Collected data
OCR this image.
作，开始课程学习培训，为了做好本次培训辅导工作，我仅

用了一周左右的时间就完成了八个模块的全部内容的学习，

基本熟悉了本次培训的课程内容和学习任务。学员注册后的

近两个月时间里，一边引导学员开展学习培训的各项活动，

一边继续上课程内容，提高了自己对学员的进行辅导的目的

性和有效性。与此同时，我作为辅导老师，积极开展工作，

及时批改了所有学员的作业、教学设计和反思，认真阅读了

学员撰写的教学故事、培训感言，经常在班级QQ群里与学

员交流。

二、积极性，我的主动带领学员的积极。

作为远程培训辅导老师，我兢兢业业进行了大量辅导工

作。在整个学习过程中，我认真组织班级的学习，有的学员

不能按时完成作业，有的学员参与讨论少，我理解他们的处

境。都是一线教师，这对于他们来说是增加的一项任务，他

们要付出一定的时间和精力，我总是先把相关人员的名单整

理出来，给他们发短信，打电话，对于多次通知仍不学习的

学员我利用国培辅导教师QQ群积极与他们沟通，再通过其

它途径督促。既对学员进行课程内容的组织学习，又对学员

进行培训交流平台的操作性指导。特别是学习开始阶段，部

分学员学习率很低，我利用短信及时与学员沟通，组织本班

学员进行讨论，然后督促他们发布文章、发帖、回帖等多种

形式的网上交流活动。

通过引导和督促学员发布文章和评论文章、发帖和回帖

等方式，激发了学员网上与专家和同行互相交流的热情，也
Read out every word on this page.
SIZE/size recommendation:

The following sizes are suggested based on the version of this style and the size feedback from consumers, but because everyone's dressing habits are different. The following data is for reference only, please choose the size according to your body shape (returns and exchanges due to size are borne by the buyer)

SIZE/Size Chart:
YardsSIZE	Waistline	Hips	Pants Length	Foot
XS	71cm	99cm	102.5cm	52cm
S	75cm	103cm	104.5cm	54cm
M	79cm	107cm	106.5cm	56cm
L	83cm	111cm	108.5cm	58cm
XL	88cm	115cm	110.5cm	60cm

EXERCISE
Where a line above includes "this", copy that line.

COMPLETED TASK
OCR this image.
Read out every word on this page.
The following sizes are suggested based on the version of this style and the size feedback from consumers, but because everyone's dressing habits are different. The following data is for reference only, please choose the size according to your body shape (returns and exchanges due to size are borne by the buyer)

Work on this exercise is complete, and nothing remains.